• **EXERCISE REQUIREMENTS**
Return the lines where the word "icon" occurs.
-- INFORMATION SHOWN start --
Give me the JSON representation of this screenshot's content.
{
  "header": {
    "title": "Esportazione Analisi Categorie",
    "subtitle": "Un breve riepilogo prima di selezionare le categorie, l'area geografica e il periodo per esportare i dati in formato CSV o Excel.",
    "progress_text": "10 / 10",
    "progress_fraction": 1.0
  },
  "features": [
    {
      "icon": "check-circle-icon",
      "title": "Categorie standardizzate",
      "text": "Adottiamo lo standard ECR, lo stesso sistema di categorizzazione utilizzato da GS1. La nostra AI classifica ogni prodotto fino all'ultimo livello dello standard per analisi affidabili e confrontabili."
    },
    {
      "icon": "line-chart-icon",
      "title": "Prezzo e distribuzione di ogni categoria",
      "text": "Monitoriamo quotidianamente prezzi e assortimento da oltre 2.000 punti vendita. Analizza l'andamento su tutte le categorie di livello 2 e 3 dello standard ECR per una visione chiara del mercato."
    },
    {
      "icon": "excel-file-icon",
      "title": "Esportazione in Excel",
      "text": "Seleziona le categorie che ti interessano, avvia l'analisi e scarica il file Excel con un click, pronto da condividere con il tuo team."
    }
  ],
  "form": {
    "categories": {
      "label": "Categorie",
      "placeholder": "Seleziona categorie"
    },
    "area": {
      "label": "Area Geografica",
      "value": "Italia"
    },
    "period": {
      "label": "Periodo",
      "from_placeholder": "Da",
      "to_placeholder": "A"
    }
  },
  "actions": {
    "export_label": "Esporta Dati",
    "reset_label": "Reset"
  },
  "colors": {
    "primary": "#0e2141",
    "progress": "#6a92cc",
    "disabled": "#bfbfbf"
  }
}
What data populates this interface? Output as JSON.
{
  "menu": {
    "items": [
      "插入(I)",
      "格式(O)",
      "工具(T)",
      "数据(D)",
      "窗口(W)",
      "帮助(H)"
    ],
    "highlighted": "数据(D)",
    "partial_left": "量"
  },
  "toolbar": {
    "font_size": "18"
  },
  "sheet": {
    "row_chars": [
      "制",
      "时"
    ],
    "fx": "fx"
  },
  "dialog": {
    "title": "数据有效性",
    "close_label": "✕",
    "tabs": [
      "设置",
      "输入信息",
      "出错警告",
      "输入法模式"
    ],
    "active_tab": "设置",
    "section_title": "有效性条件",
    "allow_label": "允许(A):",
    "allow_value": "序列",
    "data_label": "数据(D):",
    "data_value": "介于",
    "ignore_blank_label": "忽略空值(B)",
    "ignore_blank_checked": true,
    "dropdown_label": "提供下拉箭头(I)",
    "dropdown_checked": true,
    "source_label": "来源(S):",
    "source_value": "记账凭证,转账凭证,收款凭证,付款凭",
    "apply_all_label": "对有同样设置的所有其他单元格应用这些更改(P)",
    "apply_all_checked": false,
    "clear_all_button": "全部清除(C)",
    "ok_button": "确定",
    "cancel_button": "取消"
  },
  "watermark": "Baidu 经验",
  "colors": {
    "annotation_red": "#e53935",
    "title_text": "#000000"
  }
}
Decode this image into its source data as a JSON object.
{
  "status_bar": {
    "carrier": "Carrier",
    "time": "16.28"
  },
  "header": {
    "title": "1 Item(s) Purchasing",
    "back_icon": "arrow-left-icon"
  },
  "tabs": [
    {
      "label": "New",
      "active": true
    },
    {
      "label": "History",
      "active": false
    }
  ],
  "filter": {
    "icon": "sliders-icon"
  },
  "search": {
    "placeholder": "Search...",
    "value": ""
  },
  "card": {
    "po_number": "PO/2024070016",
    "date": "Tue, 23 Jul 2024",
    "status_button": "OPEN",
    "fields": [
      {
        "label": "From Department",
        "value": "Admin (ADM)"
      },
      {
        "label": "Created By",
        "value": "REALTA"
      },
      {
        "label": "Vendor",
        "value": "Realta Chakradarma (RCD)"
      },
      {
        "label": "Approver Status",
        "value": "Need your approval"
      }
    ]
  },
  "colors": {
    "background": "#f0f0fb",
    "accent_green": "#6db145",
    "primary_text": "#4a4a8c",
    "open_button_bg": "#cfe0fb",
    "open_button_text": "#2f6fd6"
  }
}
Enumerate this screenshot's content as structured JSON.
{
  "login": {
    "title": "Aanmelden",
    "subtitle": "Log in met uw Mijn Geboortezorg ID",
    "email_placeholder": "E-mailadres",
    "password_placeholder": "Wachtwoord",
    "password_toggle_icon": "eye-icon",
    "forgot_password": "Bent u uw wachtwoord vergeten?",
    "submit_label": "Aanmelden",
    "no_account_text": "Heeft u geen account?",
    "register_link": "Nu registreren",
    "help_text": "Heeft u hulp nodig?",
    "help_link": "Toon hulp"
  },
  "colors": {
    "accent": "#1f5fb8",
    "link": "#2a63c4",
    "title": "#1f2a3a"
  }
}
-- INFORMATION SHOWN end --
• **PROBLEM SOLUTION**
      "icon": "check-circle-icon",
      "icon": "line-chart-icon",
      "icon": "excel-file-icon",
    "back_icon": "arrow-left-icon"
    "icon": "sliders-icon"
    "password_toggle_icon": "eye-icon",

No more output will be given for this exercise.